**DIRECTIONS:**
Copy out all of the entries below word for word, keeping every line in its original order.

begin DATA PROVIDED

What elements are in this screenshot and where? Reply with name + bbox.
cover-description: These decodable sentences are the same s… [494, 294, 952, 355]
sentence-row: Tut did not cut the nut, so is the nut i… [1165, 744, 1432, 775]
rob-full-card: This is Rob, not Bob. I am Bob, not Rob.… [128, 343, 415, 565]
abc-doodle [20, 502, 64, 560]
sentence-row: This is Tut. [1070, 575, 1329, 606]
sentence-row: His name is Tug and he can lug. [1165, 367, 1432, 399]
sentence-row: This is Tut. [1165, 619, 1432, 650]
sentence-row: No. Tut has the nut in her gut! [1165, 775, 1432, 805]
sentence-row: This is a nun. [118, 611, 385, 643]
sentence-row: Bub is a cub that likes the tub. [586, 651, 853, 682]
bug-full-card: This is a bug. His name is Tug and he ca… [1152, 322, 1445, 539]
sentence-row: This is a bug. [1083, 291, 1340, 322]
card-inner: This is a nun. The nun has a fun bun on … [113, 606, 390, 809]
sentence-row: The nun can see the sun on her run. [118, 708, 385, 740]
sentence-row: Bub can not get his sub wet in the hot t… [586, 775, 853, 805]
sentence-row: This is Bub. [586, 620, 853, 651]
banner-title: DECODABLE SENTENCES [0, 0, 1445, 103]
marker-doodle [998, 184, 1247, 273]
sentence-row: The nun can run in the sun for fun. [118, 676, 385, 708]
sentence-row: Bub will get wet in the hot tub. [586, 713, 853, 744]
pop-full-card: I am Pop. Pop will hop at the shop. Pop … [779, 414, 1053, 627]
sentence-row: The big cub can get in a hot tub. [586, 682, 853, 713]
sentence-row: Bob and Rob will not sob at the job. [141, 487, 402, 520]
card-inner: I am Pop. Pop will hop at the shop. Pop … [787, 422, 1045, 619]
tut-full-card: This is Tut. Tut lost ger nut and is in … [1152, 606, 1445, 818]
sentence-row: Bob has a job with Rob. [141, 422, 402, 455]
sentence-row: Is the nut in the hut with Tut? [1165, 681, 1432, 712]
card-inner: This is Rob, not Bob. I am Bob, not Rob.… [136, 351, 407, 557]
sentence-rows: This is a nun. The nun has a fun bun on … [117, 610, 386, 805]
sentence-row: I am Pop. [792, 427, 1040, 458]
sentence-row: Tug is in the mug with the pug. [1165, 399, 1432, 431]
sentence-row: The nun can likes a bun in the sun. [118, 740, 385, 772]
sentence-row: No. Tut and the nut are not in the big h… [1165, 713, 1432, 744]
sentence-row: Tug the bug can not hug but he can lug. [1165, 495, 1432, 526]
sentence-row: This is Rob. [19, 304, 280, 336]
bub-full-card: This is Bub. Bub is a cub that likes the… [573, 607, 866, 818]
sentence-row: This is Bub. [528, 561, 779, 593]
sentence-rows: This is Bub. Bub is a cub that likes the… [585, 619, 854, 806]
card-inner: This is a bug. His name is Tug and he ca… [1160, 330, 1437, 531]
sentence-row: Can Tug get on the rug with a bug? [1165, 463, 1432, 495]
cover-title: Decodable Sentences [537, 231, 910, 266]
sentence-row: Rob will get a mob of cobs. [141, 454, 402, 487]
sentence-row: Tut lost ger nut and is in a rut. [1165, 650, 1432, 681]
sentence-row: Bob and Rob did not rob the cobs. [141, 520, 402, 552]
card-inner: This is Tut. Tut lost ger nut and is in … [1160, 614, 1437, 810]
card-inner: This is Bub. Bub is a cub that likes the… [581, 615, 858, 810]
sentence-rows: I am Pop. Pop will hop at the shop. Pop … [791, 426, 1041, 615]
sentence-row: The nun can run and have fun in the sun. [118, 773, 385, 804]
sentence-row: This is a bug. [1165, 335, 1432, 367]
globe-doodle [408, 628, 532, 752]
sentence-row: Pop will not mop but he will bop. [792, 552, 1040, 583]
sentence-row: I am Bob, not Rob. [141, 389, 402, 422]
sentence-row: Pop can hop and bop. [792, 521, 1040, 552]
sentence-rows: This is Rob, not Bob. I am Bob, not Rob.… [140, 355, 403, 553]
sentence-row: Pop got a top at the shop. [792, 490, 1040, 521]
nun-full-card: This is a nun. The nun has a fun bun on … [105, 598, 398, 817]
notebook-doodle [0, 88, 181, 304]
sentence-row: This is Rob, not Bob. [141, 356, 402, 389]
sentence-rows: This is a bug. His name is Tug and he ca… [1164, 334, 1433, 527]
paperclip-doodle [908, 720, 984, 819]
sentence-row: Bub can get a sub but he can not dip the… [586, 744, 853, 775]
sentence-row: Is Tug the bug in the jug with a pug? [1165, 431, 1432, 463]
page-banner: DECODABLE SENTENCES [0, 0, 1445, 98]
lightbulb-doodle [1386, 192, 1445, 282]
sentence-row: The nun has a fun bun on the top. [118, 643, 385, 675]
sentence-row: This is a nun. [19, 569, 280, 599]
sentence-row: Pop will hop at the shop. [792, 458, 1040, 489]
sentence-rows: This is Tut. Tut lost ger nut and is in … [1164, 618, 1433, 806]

end DATA PROVIDED

**IN RESPONSE:**
What elements are in this screenshot and where? Reply with name + bbox.
cover-description: These decodable sentences are the same s… [494, 294, 952, 355]
sentence-row: Tut did not cut the nut, so is the nut i… [1165, 744, 1432, 775]
rob-full-card: This is Rob, not Bob. I am Bob, not Rob.… [128, 343, 415, 565]
abc-doodle [20, 502, 64, 560]
sentence-row: This is Tut. [1070, 575, 1329, 606]
sentence-row: His name is Tug and he can lug. [1165, 367, 1432, 399]
sentence-row: This is Tut. [1165, 619, 1432, 650]
sentence-row: No. Tut has the nut in her gut! [1165, 775, 1432, 805]
sentence-row: This is a nun. [118, 611, 385, 643]
sentence-row: Bub is a cub that likes the tub. [586, 651, 853, 682]
bug-full-card: This is a bug. His name is Tug and he ca… [1152, 322, 1445, 539]
sentence-row: This is a bug. [1083, 291, 1340, 322]
card-inner: This is a nun. The nun has a fun bun on … [113, 606, 390, 809]
sentence-row: The nun can see the sun on her run. [118, 708, 385, 740]
sentence-row: Bub can not get his sub wet in the hot t… [586, 775, 853, 805]
sentence-row: This is Bub. [586, 620, 853, 651]
banner-title: DECODABLE SENTENCES [0, 0, 1445, 103]
marker-doodle [998, 184, 1247, 273]
sentence-row: The nun can run in the sun for fun. [118, 676, 385, 708]
sentence-row: Bub will get wet in the hot tub. [586, 713, 853, 744]
pop-full-card: I am Pop. Pop will hop at the shop. Pop … [779, 414, 1053, 627]
sentence-row: The big cub can get in a hot tub. [586, 682, 853, 713]
sentence-row: Bob and Rob will not sob at the job. [141, 487, 402, 520]
card-inner: I am Pop. Pop will hop at the shop. Pop … [787, 422, 1045, 619]
tut-full-card: This is Tut. Tut lost ger nut and is in … [1152, 606, 1445, 818]
sentence-row: Bob has a job with Rob. [141, 422, 402, 455]
sentence-row: Is the nut in the hut with Tut? [1165, 681, 1432, 712]
card-inner: This is Rob, not Bob. I am Bob, not Rob.… [136, 351, 407, 557]
sentence-rows: This is a nun. The nun has a fun bun on … [117, 610, 386, 805]
sentence-row: I am Pop. [792, 427, 1040, 458]
sentence-row: Tug is in the mug with the pug. [1165, 399, 1432, 431]
sentence-row: The nun can likes a bun in the sun. [118, 740, 385, 772]
sentence-row: No. Tut and the nut are not in the big h… [1165, 713, 1432, 744]
sentence-row: Tug the bug can not hug but he can lug. [1165, 495, 1432, 526]
sentence-row: This is Rob. [19, 304, 280, 336]
bub-full-card: This is Bub. Bub is a cub that likes the… [573, 607, 866, 818]
sentence-row: This is Bub. [528, 561, 779, 593]
sentence-rows: This is Bub. Bub is a cub that likes the… [585, 619, 854, 806]
card-inner: This is a bug. His name is Tug and he ca… [1160, 330, 1437, 531]
sentence-row: Can Tug get on the rug with a bug? [1165, 463, 1432, 495]
cover-title: Decodable Sentences [537, 231, 910, 266]
sentence-row: Rob will get a mob of cobs. [141, 454, 402, 487]
sentence-row: Tut lost ger nut and is in a rut. [1165, 650, 1432, 681]
sentence-row: Bob and Rob did not rob the cobs. [141, 520, 402, 552]
card-inner: This is Tut. Tut lost ger nut and is in … [1160, 614, 1437, 810]
card-inner: This is Bub. Bub is a cub that likes the… [581, 615, 858, 810]
sentence-rows: I am Pop. Pop will hop at the shop. Pop … [791, 426, 1041, 615]
sentence-row: The nun can run and have fun in the sun. [118, 773, 385, 804]
sentence-row: This is a bug. [1165, 335, 1432, 367]
globe-doodle [408, 628, 532, 752]
sentence-row: Pop will not mop but he will bop. [792, 552, 1040, 583]
sentence-row: I am Bob, not Rob. [141, 389, 402, 422]
sentence-row: Pop can hop and bop. [792, 521, 1040, 552]
sentence-rows: This is Rob, not Bob. I am Bob, not Rob.… [140, 355, 403, 553]
sentence-row: Pop got a top at the shop. [792, 490, 1040, 521]
nun-full-card: This is a nun. The nun has a fun bun on … [105, 598, 398, 817]
notebook-doodle [0, 88, 181, 304]
sentence-row: This is Rob, not Bob. [141, 356, 402, 389]
sentence-rows: This is a bug. His name is Tug and he ca… [1164, 334, 1433, 527]
paperclip-doodle [908, 720, 984, 819]
sentence-row: Bub can get a sub but he can not dip the… [586, 744, 853, 775]
sentence-row: Is Tug the bug in the jug with a pug? [1165, 431, 1432, 463]
page-banner: DECODABLE SENTENCES [0, 0, 1445, 98]
lightbulb-doodle [1386, 192, 1445, 282]
sentence-row: The nun has a fun bun on the top. [118, 643, 385, 675]
sentence-row: This is a nun. [19, 569, 280, 599]
sentence-row: Pop will hop at the shop. [792, 458, 1040, 489]
sentence-rows: This is Tut. Tut lost ger nut and is in … [1164, 618, 1433, 806]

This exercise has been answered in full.